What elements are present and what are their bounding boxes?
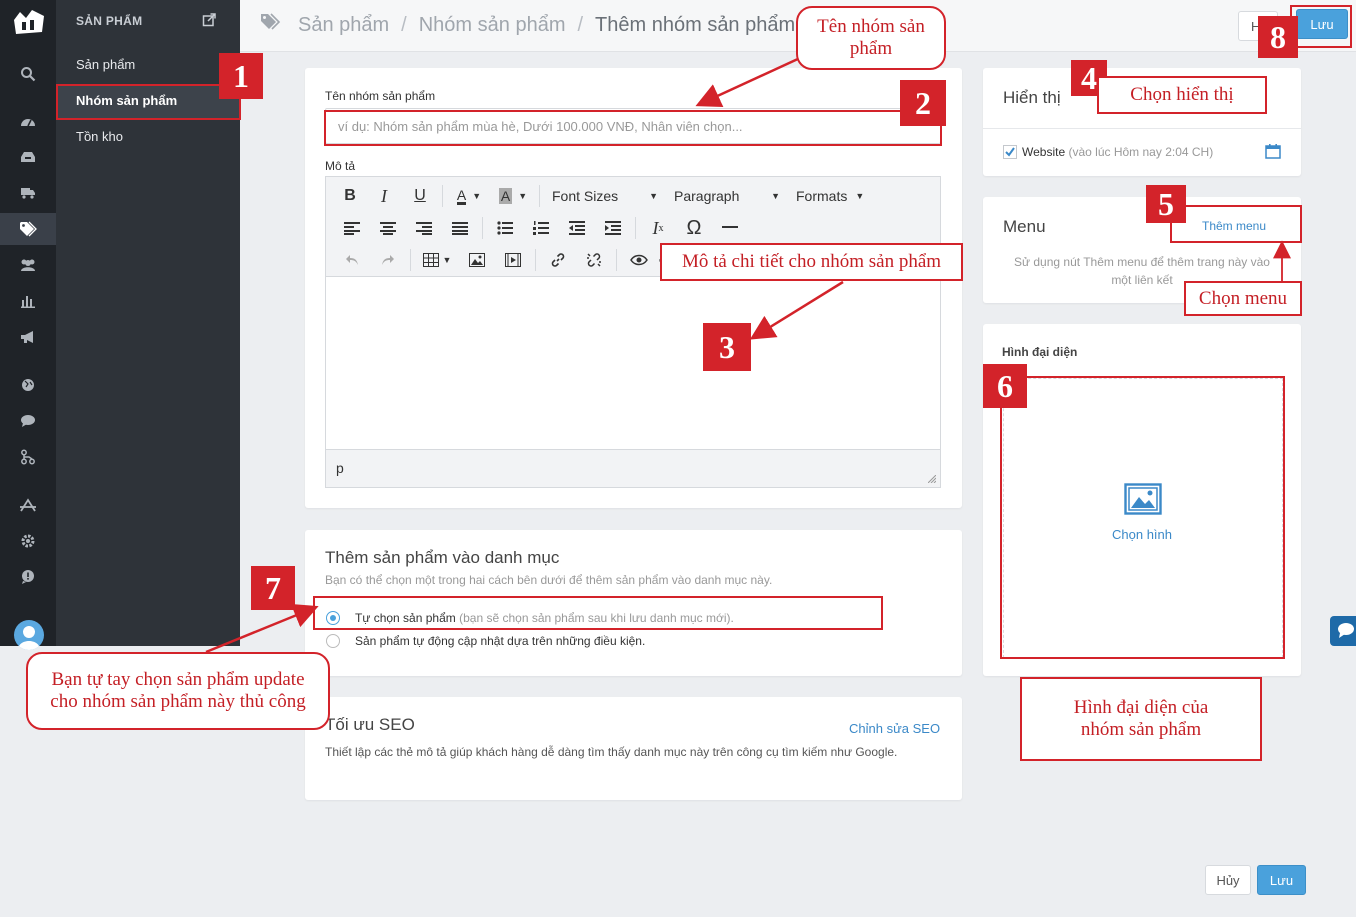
annotation-number-3: 3 <box>703 323 751 371</box>
note-featured-image: Hình đại diện của nhóm sản phẩm <box>1020 677 1262 761</box>
note-manual-select: Bạn tự tay chọn sản phẩm update cho nhóm… <box>26 652 330 730</box>
highlight-name-input <box>324 110 942 146</box>
highlight-product-groups <box>56 84 241 120</box>
note-group-name: Tên nhóm sản phẩm <box>796 6 946 70</box>
annotation-number-8: 8 <box>1258 16 1298 58</box>
annotation-number-5: 5 <box>1146 185 1186 223</box>
annotation-number-1: 1 <box>219 53 263 99</box>
note-visibility: Chọn hiển thị <box>1097 76 1267 114</box>
annotation-number-7: 7 <box>251 566 295 610</box>
highlight-manual-option <box>313 596 883 630</box>
highlight-save <box>1290 5 1352 48</box>
note-description: Mô tả chi tiết cho nhóm sản phẩm <box>660 243 963 281</box>
highlight-image-dropzone <box>1000 376 1285 659</box>
highlight-add-menu <box>1170 205 1302 243</box>
annotation-number-2: 2 <box>900 80 946 126</box>
note-menu: Chọn menu <box>1184 281 1302 316</box>
annotation-number-6: 6 <box>983 364 1027 408</box>
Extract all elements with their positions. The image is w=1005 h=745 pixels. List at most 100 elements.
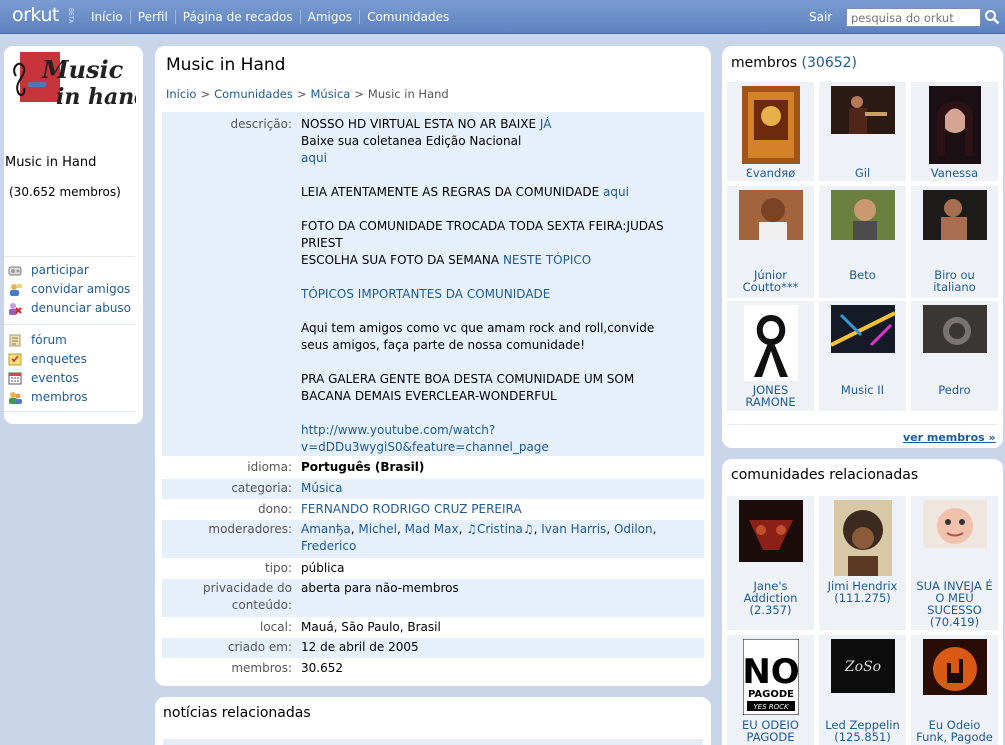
nav-inicio[interactable]: Início	[84, 10, 130, 24]
menu-label: denunciar abuso	[31, 301, 132, 315]
member-photo	[830, 305, 895, 353]
member-photo	[830, 86, 895, 134]
menu-label: fórum	[31, 333, 67, 347]
community-count: (70.419)	[929, 615, 980, 629]
svg-text:NO: NO	[743, 652, 799, 692]
member-card[interactable]: Vanessa	[911, 82, 998, 181]
member-name: RAMONE	[745, 395, 796, 409]
community-card[interactable]: ZoSo Led Zeppelin (125.851)	[819, 635, 906, 745]
member-card[interactable]: Júnior Coutto***	[727, 186, 814, 298]
member-card[interactable]: Biro ou italiano	[911, 186, 998, 298]
link-ja[interactable]: JÁ	[540, 117, 552, 131]
member-card[interactable]: Ɛvandяø	[727, 82, 814, 181]
local-row: local: Mauá, São Paulo, Brasil	[162, 618, 704, 638]
community-photo	[738, 500, 803, 562]
nav-recados[interactable]: Página de recados	[174, 10, 300, 24]
orkut-logo[interactable]: orkut	[12, 4, 59, 26]
news-toolbar	[163, 739, 703, 745]
link-aqui-regras[interactable]: aqui	[603, 185, 629, 199]
moderator-link[interactable]: Odilon	[614, 522, 653, 536]
community-name: Funk, Pagode	[916, 730, 993, 744]
criado-row: criado em: 12 de abril de 2005	[162, 638, 704, 658]
desc-line: FOTO DA COMUNIDADE TROCADA TODA SEXTA FE…	[301, 219, 664, 233]
desc-line: BACANA DEMAIS EVERCLEAR-WONDERFUL	[301, 389, 557, 403]
svg-text:Music: Music	[41, 55, 124, 84]
poll-icon	[8, 353, 22, 365]
members-title: membros (30652)	[731, 55, 858, 71]
desc-line: NOSSO HD VIRTUAL ESTA NO AR BAIXE	[301, 117, 540, 131]
moderator-link[interactable]: Ivan Harris	[541, 522, 606, 536]
beta-label: BETA	[67, 8, 74, 24]
member-name: italiano	[933, 280, 976, 294]
breadcrumb-comunidades[interactable]: Comunidades	[214, 87, 293, 101]
moderator-link[interactable]: Michel	[358, 522, 397, 536]
nav-amigos[interactable]: Amigos	[299, 10, 359, 24]
forum-icon	[9, 334, 21, 346]
membros-link[interactable]: membros	[8, 390, 88, 404]
search-icon[interactable]	[984, 9, 1000, 25]
breadcrumb-inicio[interactable]: Início	[166, 87, 196, 101]
breadcrumb-musica[interactable]: Música	[310, 87, 350, 101]
member-card[interactable]: JONES RAMONE	[727, 301, 814, 411]
member-card[interactable]: Beto	[819, 186, 906, 298]
participar-link[interactable]: participar	[8, 263, 89, 277]
menu-label: convidar amigos	[31, 282, 131, 296]
search-input[interactable]	[846, 8, 981, 27]
community-name: Music in Hand	[5, 155, 97, 170]
svg-text:YES ROCK: YES ROCK	[753, 703, 790, 711]
community-logo: Music in hand	[13, 52, 136, 110]
member-photo	[922, 190, 987, 240]
categoria-row: categoria: Música	[162, 479, 704, 499]
member-card[interactable]: Music II	[819, 301, 906, 411]
desc-line: Baixe sua coletanea Edição Nacional	[301, 134, 522, 148]
desc-line: Aqui tem amigos como vc que amam rock an…	[301, 321, 655, 335]
join-icon	[8, 266, 22, 275]
moderator-link[interactable]: Frederico	[301, 539, 356, 553]
moderator-link[interactable]: Amanђa	[301, 522, 351, 536]
signout-link[interactable]: Sair	[809, 10, 832, 24]
page-title: Music in Hand	[166, 55, 286, 75]
desc-line: ESCOLHA SUA FOTO DA SEMANA	[301, 253, 503, 267]
related-title: comunidades relacionadas	[731, 467, 919, 483]
label-descricao: descrição:	[230, 117, 292, 131]
nav-comunidades[interactable]: Comunidades	[359, 10, 456, 24]
community-photo	[922, 500, 987, 548]
menu-label: eventos	[31, 371, 79, 385]
member-name: Pedro	[938, 383, 971, 397]
member-photo	[928, 86, 981, 164]
link-neste-topico[interactable]: NESTE TÓPICO	[503, 253, 591, 267]
member-card[interactable]: Pedro	[911, 301, 998, 411]
moderator-link[interactable]: ♫Cristina♫	[466, 522, 533, 536]
members-count[interactable]: (30652)	[802, 55, 857, 71]
menu-label: participar	[31, 263, 89, 277]
label-privacidade: privacidade do conteúdo:	[202, 581, 292, 612]
youtube-link[interactable]: http://www.youtube.com/watch? v=dDDu3wygi…	[301, 422, 698, 456]
moderator-link[interactable]: Mad Max	[405, 522, 459, 536]
svg-text:PAGODE: PAGODE	[748, 689, 794, 700]
link-topicos-importantes[interactable]: TÓPICOS IMPORTANTES DA COMUNIDADE	[301, 287, 550, 301]
enquetes-link[interactable]: enquetes	[8, 352, 87, 366]
community-card[interactable]: SUA INVEJA É O MEU SUCESSO (70.419)	[911, 496, 998, 630]
member-photo	[741, 86, 800, 164]
community-card[interactable]: Jane's Addiction (2.357)	[727, 496, 814, 630]
owner-link[interactable]: FERNANDO RODRIGO CRUZ PEREIRA	[301, 502, 522, 516]
member-card[interactable]: Gil	[819, 82, 906, 181]
criado-value: 12 de abril de 2005	[301, 640, 419, 654]
link-aqui-coletanea[interactable]: aqui	[301, 151, 327, 165]
nav-perfil[interactable]: Perfil	[129, 10, 175, 24]
community-card[interactable]: Eu Odeio Funk, Pagode	[911, 635, 998, 745]
label-tipo: tipo:	[264, 561, 292, 575]
community-card[interactable]: NO PAGODE YES ROCK EU ODEIO PAGODE	[727, 635, 814, 745]
denunciar-link[interactable]: denunciar abuso	[8, 301, 131, 315]
see-all-members-link[interactable]: ver membros »	[903, 431, 996, 444]
desc-line: seus amigos, faça parte de nossa comunid…	[301, 338, 586, 352]
divider	[4, 324, 135, 325]
membros-value: 30.652	[301, 661, 343, 675]
community-card[interactable]: Jimi Hendrix (111.275)	[819, 496, 906, 630]
categoria-link[interactable]: Música	[301, 481, 343, 495]
convidar-link[interactable]: convidar amigos	[8, 282, 130, 296]
divider	[4, 256, 135, 257]
forum-link[interactable]: fórum	[8, 333, 67, 347]
menu-label: enquetes	[31, 352, 87, 366]
eventos-link[interactable]: eventos	[8, 371, 79, 385]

----

# TASK DIRECTIONS
Return every line of the records above word for word, but leave out the pictures.

# CORRECT RESPONSE
What elements are present and what are their bounding boxes?
annotation-number-3: 3 <box>703 323 751 371</box>
note-featured-image: Hình đại diện của nhóm sản phẩm <box>1020 677 1262 761</box>
note-manual-select: Bạn tự tay chọn sản phẩm update cho nhóm… <box>26 652 330 730</box>
highlight-name-input <box>324 110 942 146</box>
highlight-product-groups <box>56 84 241 120</box>
note-group-name: Tên nhóm sản phẩm <box>796 6 946 70</box>
annotation-number-8: 8 <box>1258 16 1298 58</box>
annotation-number-5: 5 <box>1146 185 1186 223</box>
annotation-number-1: 1 <box>219 53 263 99</box>
note-visibility: Chọn hiển thị <box>1097 76 1267 114</box>
annotation-number-7: 7 <box>251 566 295 610</box>
highlight-manual-option <box>313 596 883 630</box>
highlight-save <box>1290 5 1352 48</box>
note-description: Mô tả chi tiết cho nhóm sản phẩm <box>660 243 963 281</box>
highlight-image-dropzone <box>1000 376 1285 659</box>
highlight-add-menu <box>1170 205 1302 243</box>
annotation-number-2: 2 <box>900 80 946 126</box>
note-menu: Chọn menu <box>1184 281 1302 316</box>
annotation-number-6: 6 <box>983 364 1027 408</box>
Extract all elements with their positions. The image is w=1005 h=745 pixels. List at most 100 elements.
nav-inicio[interactable]: Início	[84, 10, 130, 24]
menu-label: denunciar abuso	[31, 301, 132, 315]
member-photo	[830, 305, 895, 353]
member-photo	[830, 86, 895, 134]
menu-label: fórum	[31, 333, 67, 347]
community-count: (70.419)	[929, 615, 980, 629]
svg-text:NO: NO	[743, 652, 799, 692]
member-card[interactable]: Vanessa	[911, 82, 998, 181]
member-name: RAMONE	[745, 395, 796, 409]
community-card[interactable]: ZoSo Led Zeppelin (125.851)	[819, 635, 906, 745]
member-card[interactable]: Júnior Coutto***	[727, 186, 814, 298]
member-card[interactable]: Biro ou italiano	[911, 186, 998, 298]
link-ja[interactable]: JÁ	[540, 117, 552, 131]
member-card[interactable]: Ɛvandяø	[727, 82, 814, 181]
local-row: local: Mauá, São Paulo, Brasil	[162, 618, 704, 638]
community-photo	[738, 500, 803, 562]
nav-recados[interactable]: Página de recados	[174, 10, 300, 24]
orkut-logo[interactable]: orkut	[12, 4, 59, 26]
news-toolbar	[163, 739, 703, 745]
link-aqui-regras[interactable]: aqui	[603, 185, 629, 199]
moderator-link[interactable]: Odilon	[614, 522, 653, 536]
community-name: Funk, Pagode	[916, 730, 993, 744]
criado-row: criado em: 12 de abril de 2005	[162, 638, 704, 658]
desc-line: FOTO DA COMUNIDADE TROCADA TODA SEXTA FE…	[301, 219, 664, 233]
desc-line: BACANA DEMAIS EVERCLEAR-WONDERFUL	[301, 389, 557, 403]
svg-text:Music: Music	[41, 55, 124, 84]
poll-icon	[8, 353, 22, 365]
members-title: membros (30652)	[731, 55, 858, 71]
desc-line: NOSSO HD VIRTUAL ESTA NO AR BAIXE	[301, 117, 540, 131]
moderator-link[interactable]: Ivan Harris	[541, 522, 606, 536]
beta-label: BETA	[67, 8, 74, 24]
member-name: italiano	[933, 280, 976, 294]
breadcrumb-comunidades[interactable]: Comunidades	[214, 87, 293, 101]
moderator-link[interactable]: Michel	[358, 522, 397, 536]
nav-amigos[interactable]: Amigos	[299, 10, 359, 24]
forum-icon	[9, 334, 21, 346]
membros-link[interactable]: membros	[8, 390, 88, 404]
search-icon[interactable]	[984, 9, 1000, 25]
breadcrumb-inicio[interactable]: Início	[166, 87, 196, 101]
breadcrumb-musica[interactable]: Música	[310, 87, 350, 101]
member-card[interactable]: JONES RAMONE	[727, 301, 814, 411]
member-card[interactable]: Beto	[819, 186, 906, 298]
participar-link[interactable]: participar	[8, 263, 89, 277]
menu-label: convidar amigos	[31, 282, 131, 296]
search-input[interactable]	[846, 8, 981, 27]
community-name: Music in Hand	[5, 155, 97, 170]
svg-text:YES ROCK: YES ROCK	[753, 703, 790, 711]
community-logo: Music in hand	[13, 52, 136, 110]
member-photo	[922, 190, 987, 240]
categoria-row: categoria: Música	[162, 479, 704, 499]
member-card[interactable]: Music II	[819, 301, 906, 411]
desc-line: Baixe sua coletanea Edição Nacional	[301, 134, 522, 148]
desc-line: Aqui tem amigos como vc que amam rock an…	[301, 321, 655, 335]
join-icon	[8, 266, 22, 275]
moderator-link[interactable]: Frederico	[301, 539, 356, 553]
moderator-link[interactable]: Amanђa	[301, 522, 351, 536]
signout-link[interactable]: Sair	[809, 10, 832, 24]
page-title: Music in Hand	[166, 55, 286, 75]
desc-line: ESCOLHA SUA FOTO DA SEMANA	[301, 253, 503, 267]
related-title: comunidades relacionadas	[731, 467, 919, 483]
label-descricao: descrição:	[230, 117, 292, 131]
nav-comunidades[interactable]: Comunidades	[359, 10, 456, 24]
community-photo	[922, 500, 987, 548]
menu-label: eventos	[31, 371, 79, 385]
member-name: Pedro	[938, 383, 971, 397]
member-photo	[928, 86, 981, 164]
link-neste-topico[interactable]: NESTE TÓPICO	[503, 253, 591, 267]
member-card[interactable]: Pedro	[911, 301, 998, 411]
moderator-link[interactable]: ♫Cristina♫	[466, 522, 533, 536]
members-count[interactable]: (30652)	[802, 55, 857, 71]
menu-label: participar	[31, 263, 89, 277]
label-privacidade: privacidade do conteúdo:	[202, 581, 292, 612]
youtube-link[interactable]: http://www.youtube.com/watch? v=dDDu3wygi…	[301, 422, 698, 456]
moderator-link[interactable]: Mad Max	[405, 522, 459, 536]
svg-text:PAGODE: PAGODE	[748, 689, 794, 700]
link-topicos-importantes[interactable]: TÓPICOS IMPORTANTES DA COMUNIDADE	[301, 287, 550, 301]
enquetes-link[interactable]: enquetes	[8, 352, 87, 366]
community-card[interactable]: SUA INVEJA É O MEU SUCESSO (70.419)	[911, 496, 998, 630]
member-photo	[741, 86, 800, 164]
community-card[interactable]: Jane's Addiction (2.357)	[727, 496, 814, 630]
owner-link[interactable]: FERNANDO RODRIGO CRUZ PEREIRA	[301, 502, 522, 516]
member-card[interactable]: Gil	[819, 82, 906, 181]
criado-value: 12 de abril de 2005	[301, 640, 419, 654]
link-aqui-coletanea[interactable]: aqui	[301, 151, 327, 165]
nav-perfil[interactable]: Perfil	[129, 10, 175, 24]
community-card[interactable]: Eu Odeio Funk, Pagode	[911, 635, 998, 745]
label-tipo: tipo:	[264, 561, 292, 575]
community-card[interactable]: NO PAGODE YES ROCK EU ODEIO PAGODE	[727, 635, 814, 745]
denunciar-link[interactable]: denunciar abuso	[8, 301, 131, 315]
see-all-members-link[interactable]: ver membros »	[903, 431, 996, 444]
desc-line: seus amigos, faça parte de nossa comunid…	[301, 338, 586, 352]
divider	[4, 324, 135, 325]
membros-value: 30.652	[301, 661, 343, 675]
community-card[interactable]: Jimi Hendrix (111.275)	[819, 496, 906, 630]
categoria-link[interactable]: Música	[301, 481, 343, 495]
convidar-link[interactable]: convidar amigos	[8, 282, 130, 296]
divider	[4, 256, 135, 257]
forum-link[interactable]: fórum	[8, 333, 67, 347]
menu-label: enquetes	[31, 352, 87, 366]
eventos-link[interactable]: eventos	[8, 371, 79, 385]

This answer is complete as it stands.